INSTRUCTIONS TO FOLLOW – Retype every entry in its entirety, without alteration.

-- begin TASK DATA --

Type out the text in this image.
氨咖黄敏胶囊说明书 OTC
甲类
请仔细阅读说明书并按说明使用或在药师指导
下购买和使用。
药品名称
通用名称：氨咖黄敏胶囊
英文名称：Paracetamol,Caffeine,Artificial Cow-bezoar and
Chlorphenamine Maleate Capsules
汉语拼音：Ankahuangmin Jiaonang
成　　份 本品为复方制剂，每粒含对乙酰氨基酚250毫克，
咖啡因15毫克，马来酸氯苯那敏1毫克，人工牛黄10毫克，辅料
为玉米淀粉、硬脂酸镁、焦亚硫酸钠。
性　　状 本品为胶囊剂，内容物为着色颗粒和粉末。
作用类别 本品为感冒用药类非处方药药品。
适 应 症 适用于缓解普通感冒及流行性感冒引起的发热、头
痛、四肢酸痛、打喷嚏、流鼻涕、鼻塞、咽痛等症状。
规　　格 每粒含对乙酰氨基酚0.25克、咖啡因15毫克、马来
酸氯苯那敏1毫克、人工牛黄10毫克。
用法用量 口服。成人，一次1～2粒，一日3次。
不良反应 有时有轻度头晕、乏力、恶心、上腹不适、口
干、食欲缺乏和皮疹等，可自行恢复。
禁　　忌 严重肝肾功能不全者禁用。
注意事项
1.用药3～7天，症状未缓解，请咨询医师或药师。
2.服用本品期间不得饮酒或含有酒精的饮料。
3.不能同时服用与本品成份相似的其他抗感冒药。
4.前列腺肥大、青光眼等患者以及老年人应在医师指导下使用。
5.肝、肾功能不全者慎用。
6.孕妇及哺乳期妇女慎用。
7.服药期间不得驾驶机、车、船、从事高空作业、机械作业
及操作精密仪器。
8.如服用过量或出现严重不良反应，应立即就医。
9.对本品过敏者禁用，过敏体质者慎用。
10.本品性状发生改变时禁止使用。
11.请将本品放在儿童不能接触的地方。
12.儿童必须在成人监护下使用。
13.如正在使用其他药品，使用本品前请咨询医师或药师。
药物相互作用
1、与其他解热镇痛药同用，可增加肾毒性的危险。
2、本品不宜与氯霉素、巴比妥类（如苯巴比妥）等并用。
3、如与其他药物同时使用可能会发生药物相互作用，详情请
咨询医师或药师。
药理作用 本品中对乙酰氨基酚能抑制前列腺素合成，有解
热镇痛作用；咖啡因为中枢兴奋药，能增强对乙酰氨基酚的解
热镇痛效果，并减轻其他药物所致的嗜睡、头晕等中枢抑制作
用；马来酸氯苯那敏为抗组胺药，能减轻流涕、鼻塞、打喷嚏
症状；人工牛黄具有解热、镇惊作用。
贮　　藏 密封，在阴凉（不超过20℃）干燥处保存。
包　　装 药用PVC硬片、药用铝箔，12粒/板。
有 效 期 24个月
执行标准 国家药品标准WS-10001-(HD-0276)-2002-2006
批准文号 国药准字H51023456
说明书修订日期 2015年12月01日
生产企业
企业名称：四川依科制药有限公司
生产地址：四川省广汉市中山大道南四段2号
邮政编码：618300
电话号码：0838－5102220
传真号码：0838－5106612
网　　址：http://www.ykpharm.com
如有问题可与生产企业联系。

-- end TASK DATA --

OUTPUT OF THE EXERCISE –
Type out the text in this image.
氨咖黄敏胶囊说明书 OTC
甲类
请仔细阅读说明书并按说明使用或在药师指导
下购买和使用。
药品名称
通用名称：氨咖黄敏胶囊
英文名称：Paracetamol,Caffeine,Artificial Cow-bezoar and
Chlorphenamine Maleate Capsules
汉语拼音：Ankahuangmin Jiaonang
成　　份 本品为复方制剂，每粒含对乙酰氨基酚250毫克，
咖啡因15毫克，马来酸氯苯那敏1毫克，人工牛黄10毫克，辅料
为玉米淀粉、硬脂酸镁、焦亚硫酸钠。
性　　状 本品为胶囊剂，内容物为着色颗粒和粉末。
作用类别 本品为感冒用药类非处方药药品。
适 应 症 适用于缓解普通感冒及流行性感冒引起的发热、头
痛、四肢酸痛、打喷嚏、流鼻涕、鼻塞、咽痛等症状。
规　　格 每粒含对乙酰氨基酚0.25克、咖啡因15毫克、马来
酸氯苯那敏1毫克、人工牛黄10毫克。
用法用量 口服。成人，一次1～2粒，一日3次。
不良反应 有时有轻度头晕、乏力、恶心、上腹不适、口
干、食欲缺乏和皮疹等，可自行恢复。
禁　　忌 严重肝肾功能不全者禁用。
注意事项
1.用药3～7天，症状未缓解，请咨询医师或药师。
2.服用本品期间不得饮酒或含有酒精的饮料。
3.不能同时服用与本品成份相似的其他抗感冒药。
4.前列腺肥大、青光眼等患者以及老年人应在医师指导下使用。
5.肝、肾功能不全者慎用。
6.孕妇及哺乳期妇女慎用。
7.服药期间不得驾驶机、车、船、从事高空作业、机械作业
及操作精密仪器。
8.如服用过量或出现严重不良反应，应立即就医。
9.对本品过敏者禁用，过敏体质者慎用。
10.本品性状发生改变时禁止使用。
11.请将本品放在儿童不能接触的地方。
12.儿童必须在成人监护下使用。
13.如正在使用其他药品，使用本品前请咨询医师或药师。
药物相互作用
1、与其他解热镇痛药同用，可增加肾毒性的危险。
2、本品不宜与氯霉素、巴比妥类（如苯巴比妥）等并用。
3、如与其他药物同时使用可能会发生药物相互作用，详情请
咨询医师或药师。
药理作用 本品中对乙酰氨基酚能抑制前列腺素合成，有解
热镇痛作用；咖啡因为中枢兴奋药，能增强对乙酰氨基酚的解
热镇痛效果，并减轻其他药物所致的嗜睡、头晕等中枢抑制作
用；马来酸氯苯那敏为抗组胺药，能减轻流涕、鼻塞、打喷嚏
症状；人工牛黄具有解热、镇惊作用。
贮　　藏 密封，在阴凉（不超过20℃）干燥处保存。
包　　装 药用PVC硬片、药用铝箔，12粒/板。
有 效 期 24个月
执行标准 国家药品标准WS-10001-(HD-0276)-2002-2006
批准文号 国药准字H51023456
说明书修订日期 2015年12月01日
生产企业
企业名称：四川依科制药有限公司
生产地址：四川省广汉市中山大道南四段2号
邮政编码：618300
电话号码：0838－5102220
传真号码：0838－5106612
网　　址：http://www.ykpharm.com
如有问题可与生产企业联系。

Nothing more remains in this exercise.